A block of data
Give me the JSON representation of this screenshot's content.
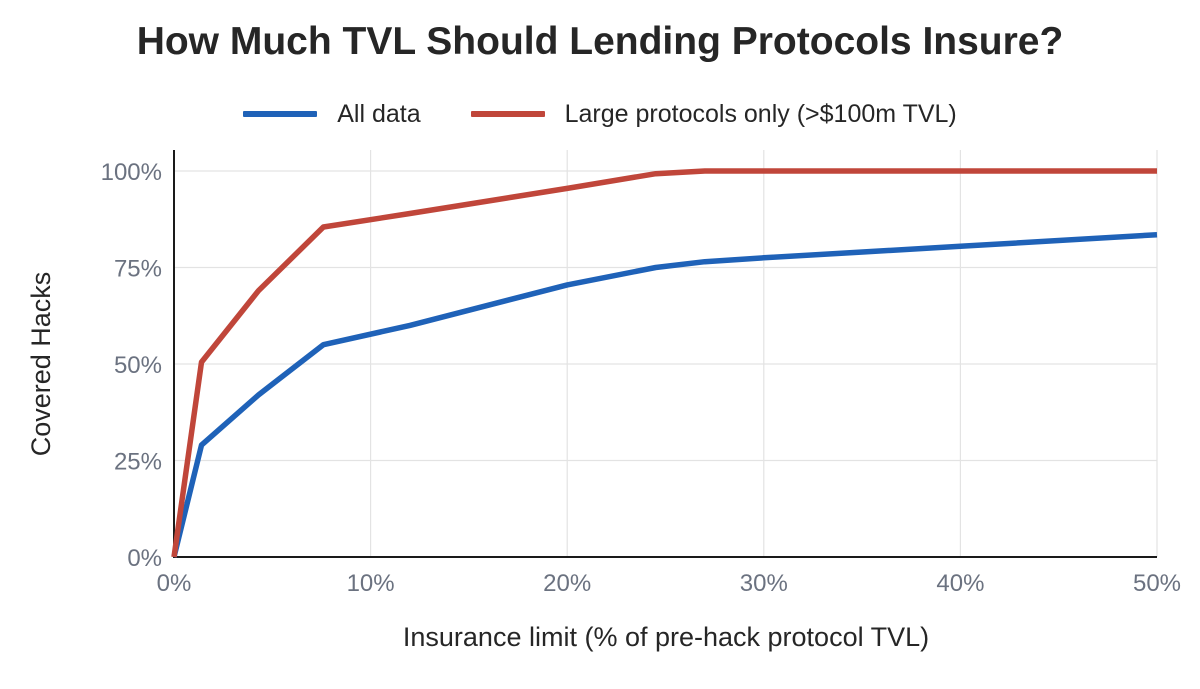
{
  "chart_data": {
    "type": "line",
    "title": "How Much TVL Should Lending Protocols Insure?",
    "xlabel": "Insurance limit (% of pre-hack protocol TVL)",
    "ylabel": "Covered Hacks",
    "xlim": [
      0,
      50
    ],
    "ylim": [
      0,
      100
    ],
    "x_ticks": [
      0,
      10,
      20,
      30,
      40,
      50
    ],
    "x_tick_labels": [
      "0%",
      "10%",
      "20%",
      "30%",
      "40%",
      "50%"
    ],
    "y_ticks": [
      0,
      25,
      50,
      75,
      100
    ],
    "y_tick_labels": [
      "0%",
      "25%",
      "50%",
      "75%",
      "100%"
    ],
    "grid": true,
    "legend_position": "top-center",
    "series": [
      {
        "name": "All data",
        "color": "#1f62b8",
        "points": [
          [
            0,
            0
          ],
          [
            1.4,
            29
          ],
          [
            4.3,
            42
          ],
          [
            7.6,
            55
          ],
          [
            12,
            60
          ],
          [
            20,
            70.5
          ],
          [
            24.5,
            75
          ],
          [
            27,
            76.5
          ],
          [
            30,
            77.5
          ],
          [
            40,
            80.5
          ],
          [
            50,
            83.5
          ]
        ]
      },
      {
        "name": "Large protocols only (>$100m TVL)",
        "color": "#c0463a",
        "points": [
          [
            0,
            0
          ],
          [
            1.4,
            50.5
          ],
          [
            4.3,
            69
          ],
          [
            7.6,
            85.5
          ],
          [
            12,
            89
          ],
          [
            20,
            95.5
          ],
          [
            24.5,
            99.3
          ],
          [
            27,
            100
          ],
          [
            30,
            100
          ],
          [
            40,
            100
          ],
          [
            50,
            100
          ]
        ]
      }
    ]
  }
}
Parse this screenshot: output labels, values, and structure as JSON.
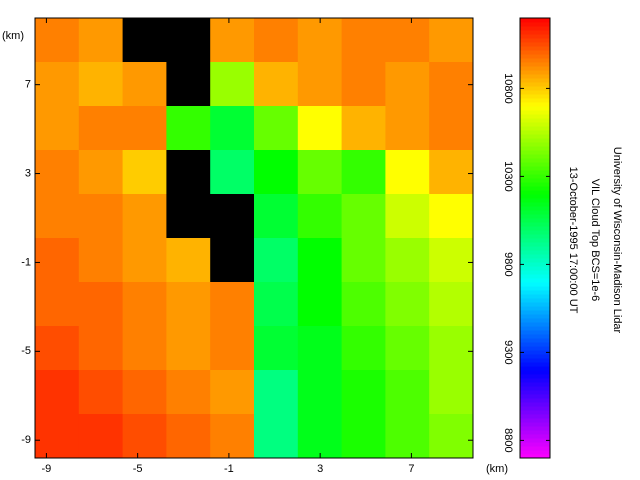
{
  "chart_data": {
    "type": "heatmap",
    "xlabel": "(km)",
    "ylabel": "(km)",
    "annotations": [
      "University of Wisconsin-Madison Lidar",
      "VIL Cloud Top BCS=1e-6",
      "13-October-1995 17:00:00 UT"
    ],
    "xlim": [
      -9.5,
      9.7
    ],
    "ylim": [
      -9.8,
      10
    ],
    "xticks": [
      -9,
      -5,
      -1,
      3,
      7
    ],
    "yticks": [
      -9,
      -5,
      -1,
      3,
      7
    ],
    "x": [
      -8.54,
      -6.62,
      -4.7,
      -2.78,
      -0.86,
      1.06,
      2.98,
      4.9,
      6.82,
      8.74
    ],
    "y": [
      9.01,
      7.03,
      5.05,
      3.07,
      1.09,
      -0.89,
      -2.87,
      -4.85,
      -6.83,
      -8.81
    ],
    "values": [
      [
        10950,
        10900,
        null,
        null,
        10900,
        10950,
        10900,
        10950,
        10950,
        10900
      ],
      [
        10900,
        10850,
        10900,
        null,
        10500,
        10850,
        10900,
        10950,
        10900,
        10950
      ],
      [
        10900,
        10950,
        10950,
        10300,
        10100,
        10400,
        10700,
        10850,
        10900,
        10950
      ],
      [
        10950,
        10900,
        10800,
        null,
        10000,
        10200,
        10400,
        10300,
        10700,
        10850
      ],
      [
        10950,
        10950,
        10900,
        null,
        null,
        10100,
        10300,
        10400,
        10600,
        10700
      ],
      [
        11000,
        10950,
        10900,
        10850,
        null,
        10000,
        10200,
        10400,
        10500,
        10600
      ],
      [
        11000,
        11000,
        10950,
        10900,
        10950,
        10050,
        10200,
        10350,
        10450,
        10550
      ],
      [
        11050,
        11000,
        10950,
        10900,
        10950,
        10100,
        10150,
        10300,
        10400,
        10500
      ],
      [
        11100,
        11050,
        11000,
        10950,
        10900,
        9950,
        10150,
        10250,
        10350,
        10500
      ],
      [
        11100,
        11100,
        11050,
        11000,
        10950,
        9950,
        10150,
        10250,
        10350,
        10450
      ]
    ],
    "colormap": [
      "#ff00ff",
      "#0000ff",
      "#00ffff",
      "#00ff00",
      "#ffff00",
      "#ff0000"
    ],
    "null_color": "#000000",
    "clim": [
      8700,
      11200
    ],
    "cticks": [
      8800,
      9300,
      9800,
      10300,
      10800
    ]
  }
}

Exercise details = Copy down every line of the entries containing the word "screenshot".

The answer =
Give me the JSON representation of this screenshot's content.
Parse this screenshot: output labels, values, and structure as JSON.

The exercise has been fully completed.